Directions:
From the entries below, copy every line that holds the word "count".

Supplied material:
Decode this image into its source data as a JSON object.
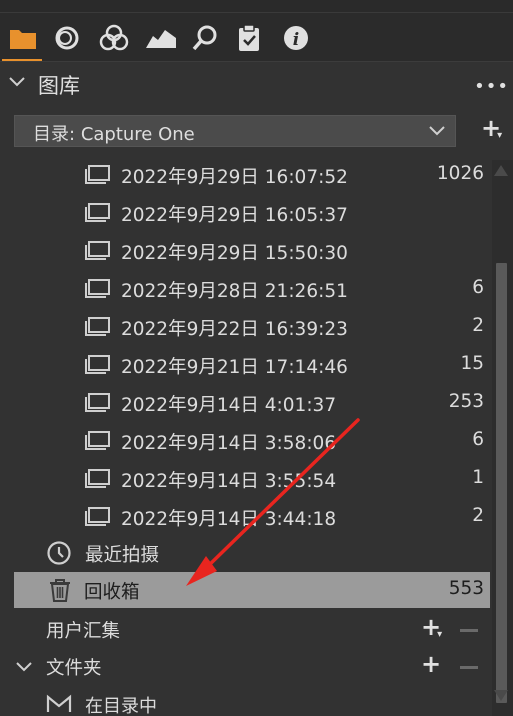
{
  "toolbar": {
    "tabs": [
      "folder-icon",
      "circle-icon",
      "color-icon",
      "mountain-icon",
      "search-icon",
      "clipboard-icon",
      "info-icon"
    ],
    "active_color": "#e8912d"
  },
  "library": {
    "title": "图库",
    "catalog_label": "目录:",
    "catalog_value": "Capture One"
  },
  "imports": [
    {
      "label": "2022年9月29日 16:07:52",
      "count": "1026"
    },
    {
      "label": "2022年9月29日 16:05:37",
      "count": ""
    },
    {
      "label": "2022年9月29日 15:50:30",
      "count": ""
    },
    {
      "label": "2022年9月28日 21:26:51",
      "count": "6"
    },
    {
      "label": "2022年9月22日 16:39:23",
      "count": "2"
    },
    {
      "label": "2022年9月21日 17:14:46",
      "count": "15"
    },
    {
      "label": "2022年9月14日 4:01:37",
      "count": "253"
    },
    {
      "label": "2022年9月14日 3:58:06",
      "count": "6"
    },
    {
      "label": "2022年9月14日 3:55:54",
      "count": "1"
    },
    {
      "label": "2022年9月14日 3:44:18",
      "count": "2"
    }
  ],
  "recent": {
    "label": "最近拍摄"
  },
  "trash": {
    "label": "回收箱",
    "count": "553"
  },
  "user_collections": {
    "label": "用户汇集"
  },
  "folders": {
    "label": "文件夹"
  },
  "in_catalog": {
    "label": "在目录中"
  },
  "annotation_color": "#e8251f"
}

Solved problem:
      "count": "1026"
      "count": ""
      "count": ""
      "count": "6"
      "count": "2"
      "count": "15"
      "count": "253"
      "count": "6"
      "count": "1"
      "count": "2"
    "count": "553"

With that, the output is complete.